• **STATED TASK**:
In the listing below, locate the lines that hold the string "Chile". Copy those lines.

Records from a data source
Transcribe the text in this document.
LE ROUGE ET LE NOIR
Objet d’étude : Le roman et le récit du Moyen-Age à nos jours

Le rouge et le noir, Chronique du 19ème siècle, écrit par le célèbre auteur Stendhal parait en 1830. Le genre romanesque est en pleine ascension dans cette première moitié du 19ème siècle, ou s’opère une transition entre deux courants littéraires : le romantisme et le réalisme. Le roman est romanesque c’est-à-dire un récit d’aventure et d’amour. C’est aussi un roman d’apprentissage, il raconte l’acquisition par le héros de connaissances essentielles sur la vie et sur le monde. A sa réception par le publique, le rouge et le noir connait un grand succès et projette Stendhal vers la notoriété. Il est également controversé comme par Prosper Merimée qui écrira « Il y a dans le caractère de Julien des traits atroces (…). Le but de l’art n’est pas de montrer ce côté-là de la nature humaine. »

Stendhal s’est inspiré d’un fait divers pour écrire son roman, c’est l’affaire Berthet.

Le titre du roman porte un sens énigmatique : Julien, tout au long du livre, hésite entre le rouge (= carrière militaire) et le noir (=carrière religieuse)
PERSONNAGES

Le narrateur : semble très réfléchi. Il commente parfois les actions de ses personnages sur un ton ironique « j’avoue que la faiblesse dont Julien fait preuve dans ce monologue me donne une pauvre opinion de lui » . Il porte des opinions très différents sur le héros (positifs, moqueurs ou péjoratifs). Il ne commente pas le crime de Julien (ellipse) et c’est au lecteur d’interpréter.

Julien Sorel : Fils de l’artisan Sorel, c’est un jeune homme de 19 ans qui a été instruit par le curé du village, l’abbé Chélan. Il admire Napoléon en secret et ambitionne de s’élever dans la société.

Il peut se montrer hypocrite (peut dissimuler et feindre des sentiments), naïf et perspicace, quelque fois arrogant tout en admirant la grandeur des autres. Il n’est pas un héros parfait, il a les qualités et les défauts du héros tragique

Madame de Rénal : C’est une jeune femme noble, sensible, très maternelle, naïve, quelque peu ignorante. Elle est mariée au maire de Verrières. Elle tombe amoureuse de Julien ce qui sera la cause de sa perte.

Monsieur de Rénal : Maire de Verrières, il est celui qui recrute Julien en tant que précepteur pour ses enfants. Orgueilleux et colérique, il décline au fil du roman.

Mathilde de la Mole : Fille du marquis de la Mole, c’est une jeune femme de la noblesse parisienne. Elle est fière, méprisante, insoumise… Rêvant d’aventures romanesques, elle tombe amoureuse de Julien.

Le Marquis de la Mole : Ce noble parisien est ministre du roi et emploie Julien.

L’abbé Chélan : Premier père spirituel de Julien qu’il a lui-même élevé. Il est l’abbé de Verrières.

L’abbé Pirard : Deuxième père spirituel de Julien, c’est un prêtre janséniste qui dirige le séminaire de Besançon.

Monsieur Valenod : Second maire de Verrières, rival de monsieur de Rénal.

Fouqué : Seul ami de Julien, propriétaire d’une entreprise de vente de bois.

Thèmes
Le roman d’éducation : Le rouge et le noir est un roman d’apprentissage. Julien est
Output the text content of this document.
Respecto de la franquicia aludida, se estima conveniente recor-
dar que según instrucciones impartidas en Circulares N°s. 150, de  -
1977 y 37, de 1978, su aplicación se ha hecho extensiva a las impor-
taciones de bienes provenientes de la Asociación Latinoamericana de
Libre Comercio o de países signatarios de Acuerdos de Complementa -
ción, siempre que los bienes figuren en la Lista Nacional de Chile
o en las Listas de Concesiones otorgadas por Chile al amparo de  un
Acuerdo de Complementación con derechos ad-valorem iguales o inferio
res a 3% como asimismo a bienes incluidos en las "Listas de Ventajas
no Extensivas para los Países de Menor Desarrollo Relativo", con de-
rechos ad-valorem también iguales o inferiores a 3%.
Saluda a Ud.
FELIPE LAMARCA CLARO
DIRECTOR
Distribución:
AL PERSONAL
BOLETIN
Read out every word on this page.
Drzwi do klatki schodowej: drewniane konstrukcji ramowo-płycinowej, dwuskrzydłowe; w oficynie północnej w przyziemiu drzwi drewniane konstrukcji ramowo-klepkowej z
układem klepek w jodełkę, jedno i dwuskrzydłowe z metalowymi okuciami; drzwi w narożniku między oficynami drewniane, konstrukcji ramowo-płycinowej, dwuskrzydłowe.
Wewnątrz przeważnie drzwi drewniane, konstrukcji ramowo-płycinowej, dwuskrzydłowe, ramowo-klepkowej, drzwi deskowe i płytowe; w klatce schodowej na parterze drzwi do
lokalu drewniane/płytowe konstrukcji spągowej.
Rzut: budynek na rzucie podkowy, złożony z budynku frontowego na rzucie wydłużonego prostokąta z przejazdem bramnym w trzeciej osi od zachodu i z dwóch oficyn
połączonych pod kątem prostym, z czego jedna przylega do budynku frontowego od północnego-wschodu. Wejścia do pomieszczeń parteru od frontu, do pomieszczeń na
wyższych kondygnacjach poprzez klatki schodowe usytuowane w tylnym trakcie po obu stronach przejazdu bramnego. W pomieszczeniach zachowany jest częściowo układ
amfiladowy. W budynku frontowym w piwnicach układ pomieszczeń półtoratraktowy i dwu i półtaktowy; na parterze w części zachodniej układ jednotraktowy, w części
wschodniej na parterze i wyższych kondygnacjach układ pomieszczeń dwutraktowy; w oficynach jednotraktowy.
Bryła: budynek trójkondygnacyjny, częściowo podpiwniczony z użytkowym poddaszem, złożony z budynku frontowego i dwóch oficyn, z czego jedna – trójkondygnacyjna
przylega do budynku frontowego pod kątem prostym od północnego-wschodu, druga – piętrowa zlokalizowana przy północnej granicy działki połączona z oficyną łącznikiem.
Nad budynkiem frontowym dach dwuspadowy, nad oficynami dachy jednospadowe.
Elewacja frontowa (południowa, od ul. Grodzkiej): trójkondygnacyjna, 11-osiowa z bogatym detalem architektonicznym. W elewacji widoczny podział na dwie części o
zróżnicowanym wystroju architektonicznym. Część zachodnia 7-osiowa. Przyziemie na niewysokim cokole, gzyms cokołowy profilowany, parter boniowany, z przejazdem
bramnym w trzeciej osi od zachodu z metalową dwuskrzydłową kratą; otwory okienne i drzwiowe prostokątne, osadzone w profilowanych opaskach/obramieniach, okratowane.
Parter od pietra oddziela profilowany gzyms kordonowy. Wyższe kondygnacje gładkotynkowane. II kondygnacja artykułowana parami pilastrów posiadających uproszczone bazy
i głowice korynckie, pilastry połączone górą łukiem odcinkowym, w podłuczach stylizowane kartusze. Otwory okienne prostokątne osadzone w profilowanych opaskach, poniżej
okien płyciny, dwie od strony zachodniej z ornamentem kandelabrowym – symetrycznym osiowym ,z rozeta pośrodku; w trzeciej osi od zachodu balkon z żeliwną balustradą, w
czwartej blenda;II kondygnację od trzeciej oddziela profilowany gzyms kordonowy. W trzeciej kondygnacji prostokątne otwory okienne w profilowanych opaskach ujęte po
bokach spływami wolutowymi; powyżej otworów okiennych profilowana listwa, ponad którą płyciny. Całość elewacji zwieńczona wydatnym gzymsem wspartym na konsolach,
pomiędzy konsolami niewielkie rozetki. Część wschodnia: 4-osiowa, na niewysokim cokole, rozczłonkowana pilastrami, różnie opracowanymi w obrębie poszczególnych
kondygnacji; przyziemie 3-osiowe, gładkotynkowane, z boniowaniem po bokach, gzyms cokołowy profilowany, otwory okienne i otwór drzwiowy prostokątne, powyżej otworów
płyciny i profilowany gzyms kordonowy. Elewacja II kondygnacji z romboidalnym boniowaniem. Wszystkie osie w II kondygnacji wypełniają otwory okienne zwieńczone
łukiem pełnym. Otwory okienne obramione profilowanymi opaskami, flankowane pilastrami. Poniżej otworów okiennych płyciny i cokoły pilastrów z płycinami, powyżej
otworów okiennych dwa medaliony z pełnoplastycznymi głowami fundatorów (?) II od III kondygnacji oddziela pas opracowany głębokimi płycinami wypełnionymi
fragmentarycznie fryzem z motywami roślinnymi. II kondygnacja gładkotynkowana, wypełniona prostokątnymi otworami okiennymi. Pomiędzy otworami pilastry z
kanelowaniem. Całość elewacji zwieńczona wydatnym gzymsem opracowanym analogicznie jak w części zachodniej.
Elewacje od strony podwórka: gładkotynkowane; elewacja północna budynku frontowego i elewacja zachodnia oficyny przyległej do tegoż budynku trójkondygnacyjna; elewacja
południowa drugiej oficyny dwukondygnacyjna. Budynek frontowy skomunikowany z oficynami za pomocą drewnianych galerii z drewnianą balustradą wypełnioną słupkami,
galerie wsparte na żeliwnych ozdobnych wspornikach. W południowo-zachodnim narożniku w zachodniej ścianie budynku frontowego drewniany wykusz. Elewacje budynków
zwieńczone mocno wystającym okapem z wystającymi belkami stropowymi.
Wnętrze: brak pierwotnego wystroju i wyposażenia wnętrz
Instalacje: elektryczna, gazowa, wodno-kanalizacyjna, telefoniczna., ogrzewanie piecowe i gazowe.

• **EXERCISE OUTPUT**:
ción, siempre que los bienes figuren en la Lista Nacional de Chile
o en las Listas de Concesiones otorgadas por Chile al amparo de  un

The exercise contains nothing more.